- [Task details]
Copy out each line that mentions the word "particular".

- [Records shown]
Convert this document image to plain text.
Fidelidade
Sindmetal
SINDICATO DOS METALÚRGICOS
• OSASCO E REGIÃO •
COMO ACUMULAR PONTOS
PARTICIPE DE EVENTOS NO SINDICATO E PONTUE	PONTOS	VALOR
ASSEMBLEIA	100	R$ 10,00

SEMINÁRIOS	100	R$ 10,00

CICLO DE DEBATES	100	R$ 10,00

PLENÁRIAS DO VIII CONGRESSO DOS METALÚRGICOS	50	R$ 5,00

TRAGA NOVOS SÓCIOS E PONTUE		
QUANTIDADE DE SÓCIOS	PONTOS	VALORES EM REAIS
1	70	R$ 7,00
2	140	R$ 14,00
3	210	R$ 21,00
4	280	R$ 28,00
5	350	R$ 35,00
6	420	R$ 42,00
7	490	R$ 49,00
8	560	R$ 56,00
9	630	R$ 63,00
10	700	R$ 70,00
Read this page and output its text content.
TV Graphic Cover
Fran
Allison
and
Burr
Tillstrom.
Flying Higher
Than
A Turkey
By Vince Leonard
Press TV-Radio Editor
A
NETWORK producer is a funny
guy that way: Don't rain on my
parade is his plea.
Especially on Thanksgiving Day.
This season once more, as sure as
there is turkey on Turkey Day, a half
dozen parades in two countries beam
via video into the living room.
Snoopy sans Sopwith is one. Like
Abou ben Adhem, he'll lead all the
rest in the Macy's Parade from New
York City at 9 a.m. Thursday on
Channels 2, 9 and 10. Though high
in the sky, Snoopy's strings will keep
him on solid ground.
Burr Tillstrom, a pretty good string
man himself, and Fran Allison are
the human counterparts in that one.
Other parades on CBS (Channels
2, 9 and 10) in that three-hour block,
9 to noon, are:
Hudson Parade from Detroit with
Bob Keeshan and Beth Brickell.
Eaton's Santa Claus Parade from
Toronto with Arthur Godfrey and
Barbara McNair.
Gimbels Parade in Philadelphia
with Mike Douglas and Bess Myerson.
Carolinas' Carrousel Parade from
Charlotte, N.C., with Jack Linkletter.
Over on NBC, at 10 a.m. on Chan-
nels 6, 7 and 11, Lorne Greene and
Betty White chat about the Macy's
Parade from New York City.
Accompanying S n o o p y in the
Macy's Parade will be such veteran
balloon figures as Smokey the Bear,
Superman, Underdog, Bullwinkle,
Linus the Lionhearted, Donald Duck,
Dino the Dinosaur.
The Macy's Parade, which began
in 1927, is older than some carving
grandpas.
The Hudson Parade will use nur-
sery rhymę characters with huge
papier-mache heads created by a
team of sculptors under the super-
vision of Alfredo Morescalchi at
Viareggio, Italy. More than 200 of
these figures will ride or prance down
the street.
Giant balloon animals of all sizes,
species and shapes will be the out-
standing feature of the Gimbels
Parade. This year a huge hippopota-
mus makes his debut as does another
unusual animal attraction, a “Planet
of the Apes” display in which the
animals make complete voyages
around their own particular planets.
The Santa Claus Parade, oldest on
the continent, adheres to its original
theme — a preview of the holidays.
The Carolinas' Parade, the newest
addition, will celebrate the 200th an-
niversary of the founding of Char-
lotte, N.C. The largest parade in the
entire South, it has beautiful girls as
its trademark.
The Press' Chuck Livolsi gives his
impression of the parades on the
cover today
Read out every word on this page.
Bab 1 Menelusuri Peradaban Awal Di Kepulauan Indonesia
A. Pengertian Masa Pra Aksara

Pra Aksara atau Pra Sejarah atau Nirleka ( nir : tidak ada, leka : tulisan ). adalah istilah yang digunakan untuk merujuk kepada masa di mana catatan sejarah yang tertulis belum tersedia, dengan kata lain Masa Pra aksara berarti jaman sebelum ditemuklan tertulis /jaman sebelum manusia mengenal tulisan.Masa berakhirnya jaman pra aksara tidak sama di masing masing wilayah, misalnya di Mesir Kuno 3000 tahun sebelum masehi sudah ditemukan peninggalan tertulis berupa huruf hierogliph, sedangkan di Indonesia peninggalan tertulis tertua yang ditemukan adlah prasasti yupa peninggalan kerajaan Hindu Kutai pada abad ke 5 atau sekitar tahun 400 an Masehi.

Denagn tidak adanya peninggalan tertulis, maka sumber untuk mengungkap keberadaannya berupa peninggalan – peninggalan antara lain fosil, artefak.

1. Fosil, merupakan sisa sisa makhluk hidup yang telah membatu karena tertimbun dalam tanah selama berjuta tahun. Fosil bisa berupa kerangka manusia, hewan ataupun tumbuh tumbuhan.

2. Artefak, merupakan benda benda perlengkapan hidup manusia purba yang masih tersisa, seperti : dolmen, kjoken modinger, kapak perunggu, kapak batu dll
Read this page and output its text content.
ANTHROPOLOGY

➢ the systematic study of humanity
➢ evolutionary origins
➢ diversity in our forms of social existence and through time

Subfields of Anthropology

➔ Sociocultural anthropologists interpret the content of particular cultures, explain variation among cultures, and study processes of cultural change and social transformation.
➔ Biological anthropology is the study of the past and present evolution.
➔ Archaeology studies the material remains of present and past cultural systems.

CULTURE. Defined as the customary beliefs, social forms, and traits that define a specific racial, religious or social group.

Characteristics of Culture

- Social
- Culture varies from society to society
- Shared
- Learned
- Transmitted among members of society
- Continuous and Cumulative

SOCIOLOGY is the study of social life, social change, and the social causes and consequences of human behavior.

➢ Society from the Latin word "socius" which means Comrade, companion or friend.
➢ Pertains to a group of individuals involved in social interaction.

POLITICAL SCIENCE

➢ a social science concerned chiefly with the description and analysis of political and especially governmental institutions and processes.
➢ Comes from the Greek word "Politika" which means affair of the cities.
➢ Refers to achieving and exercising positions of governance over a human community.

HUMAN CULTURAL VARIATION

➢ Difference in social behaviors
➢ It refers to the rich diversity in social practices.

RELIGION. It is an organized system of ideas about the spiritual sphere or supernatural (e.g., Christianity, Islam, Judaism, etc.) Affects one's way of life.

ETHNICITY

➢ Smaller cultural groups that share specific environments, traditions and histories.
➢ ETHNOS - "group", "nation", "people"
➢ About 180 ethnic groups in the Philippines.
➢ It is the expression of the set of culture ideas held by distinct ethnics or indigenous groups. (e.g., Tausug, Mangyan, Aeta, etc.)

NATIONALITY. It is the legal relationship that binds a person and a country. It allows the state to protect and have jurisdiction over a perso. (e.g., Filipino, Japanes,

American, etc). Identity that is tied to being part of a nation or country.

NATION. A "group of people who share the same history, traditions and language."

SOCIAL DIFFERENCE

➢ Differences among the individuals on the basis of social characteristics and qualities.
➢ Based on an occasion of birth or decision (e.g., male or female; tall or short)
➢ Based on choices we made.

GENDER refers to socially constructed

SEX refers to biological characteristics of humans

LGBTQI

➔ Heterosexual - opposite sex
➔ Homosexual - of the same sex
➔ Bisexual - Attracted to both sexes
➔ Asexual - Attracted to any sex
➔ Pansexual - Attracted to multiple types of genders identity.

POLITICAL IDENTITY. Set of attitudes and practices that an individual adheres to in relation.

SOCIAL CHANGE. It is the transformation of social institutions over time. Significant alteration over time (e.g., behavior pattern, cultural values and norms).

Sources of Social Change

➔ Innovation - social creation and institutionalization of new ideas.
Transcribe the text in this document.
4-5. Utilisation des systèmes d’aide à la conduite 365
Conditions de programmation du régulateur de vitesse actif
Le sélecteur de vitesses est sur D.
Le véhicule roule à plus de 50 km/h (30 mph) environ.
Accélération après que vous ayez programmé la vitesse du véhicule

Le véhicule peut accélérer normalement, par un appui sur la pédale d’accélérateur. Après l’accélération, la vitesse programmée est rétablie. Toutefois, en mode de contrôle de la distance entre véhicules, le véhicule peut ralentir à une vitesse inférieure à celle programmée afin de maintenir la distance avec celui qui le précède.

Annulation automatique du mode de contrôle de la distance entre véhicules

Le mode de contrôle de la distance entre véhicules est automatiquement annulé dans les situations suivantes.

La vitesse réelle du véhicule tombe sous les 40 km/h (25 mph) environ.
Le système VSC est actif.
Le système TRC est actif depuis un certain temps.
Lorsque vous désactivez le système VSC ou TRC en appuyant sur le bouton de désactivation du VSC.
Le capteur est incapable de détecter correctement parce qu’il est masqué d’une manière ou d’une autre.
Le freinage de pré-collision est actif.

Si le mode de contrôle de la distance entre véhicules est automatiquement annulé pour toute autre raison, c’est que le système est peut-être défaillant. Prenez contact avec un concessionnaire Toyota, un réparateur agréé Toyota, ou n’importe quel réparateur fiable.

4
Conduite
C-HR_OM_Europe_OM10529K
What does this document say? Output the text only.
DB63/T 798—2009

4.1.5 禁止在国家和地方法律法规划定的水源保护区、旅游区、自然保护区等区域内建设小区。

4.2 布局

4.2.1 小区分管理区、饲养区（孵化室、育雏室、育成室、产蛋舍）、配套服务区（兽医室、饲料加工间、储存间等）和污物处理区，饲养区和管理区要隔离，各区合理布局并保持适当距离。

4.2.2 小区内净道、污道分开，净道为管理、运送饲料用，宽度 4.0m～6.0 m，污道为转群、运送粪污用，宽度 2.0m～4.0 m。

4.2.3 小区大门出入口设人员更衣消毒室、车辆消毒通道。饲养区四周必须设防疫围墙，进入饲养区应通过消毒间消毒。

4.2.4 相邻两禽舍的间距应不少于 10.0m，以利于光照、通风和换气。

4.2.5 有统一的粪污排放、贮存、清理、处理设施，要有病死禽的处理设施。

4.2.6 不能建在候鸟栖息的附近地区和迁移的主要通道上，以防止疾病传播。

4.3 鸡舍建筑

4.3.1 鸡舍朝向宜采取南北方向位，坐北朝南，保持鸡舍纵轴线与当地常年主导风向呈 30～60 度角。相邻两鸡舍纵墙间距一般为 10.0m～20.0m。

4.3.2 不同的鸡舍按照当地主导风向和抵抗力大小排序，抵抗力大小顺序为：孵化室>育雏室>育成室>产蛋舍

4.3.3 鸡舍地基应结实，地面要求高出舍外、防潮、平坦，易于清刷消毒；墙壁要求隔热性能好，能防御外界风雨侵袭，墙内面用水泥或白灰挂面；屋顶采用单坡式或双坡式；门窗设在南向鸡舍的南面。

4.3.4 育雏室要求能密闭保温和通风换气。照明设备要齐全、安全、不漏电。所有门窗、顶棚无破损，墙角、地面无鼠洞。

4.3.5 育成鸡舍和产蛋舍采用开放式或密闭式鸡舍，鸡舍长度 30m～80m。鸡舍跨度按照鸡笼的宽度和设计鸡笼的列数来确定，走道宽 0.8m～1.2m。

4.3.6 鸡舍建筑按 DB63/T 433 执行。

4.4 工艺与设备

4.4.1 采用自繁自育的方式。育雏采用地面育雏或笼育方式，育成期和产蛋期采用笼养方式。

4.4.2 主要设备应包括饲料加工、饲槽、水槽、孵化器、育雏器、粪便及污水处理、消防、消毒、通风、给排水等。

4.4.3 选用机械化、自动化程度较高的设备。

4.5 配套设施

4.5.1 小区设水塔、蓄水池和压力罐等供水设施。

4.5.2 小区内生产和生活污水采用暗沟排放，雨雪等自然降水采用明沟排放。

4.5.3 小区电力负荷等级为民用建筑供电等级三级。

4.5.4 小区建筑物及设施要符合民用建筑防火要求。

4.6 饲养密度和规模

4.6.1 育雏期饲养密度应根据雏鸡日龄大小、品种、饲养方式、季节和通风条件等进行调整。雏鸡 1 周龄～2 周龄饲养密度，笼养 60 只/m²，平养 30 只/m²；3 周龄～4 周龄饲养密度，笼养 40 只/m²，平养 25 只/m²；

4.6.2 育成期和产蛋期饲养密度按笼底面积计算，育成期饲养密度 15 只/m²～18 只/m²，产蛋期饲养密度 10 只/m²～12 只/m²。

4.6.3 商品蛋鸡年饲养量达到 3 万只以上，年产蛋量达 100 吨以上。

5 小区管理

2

- [Final result]
around their own particular planets.
➔ Sociocultural anthropologists interpret the content of particular cultures, explain variation among cultures, and study processes of cultural change and social transformation.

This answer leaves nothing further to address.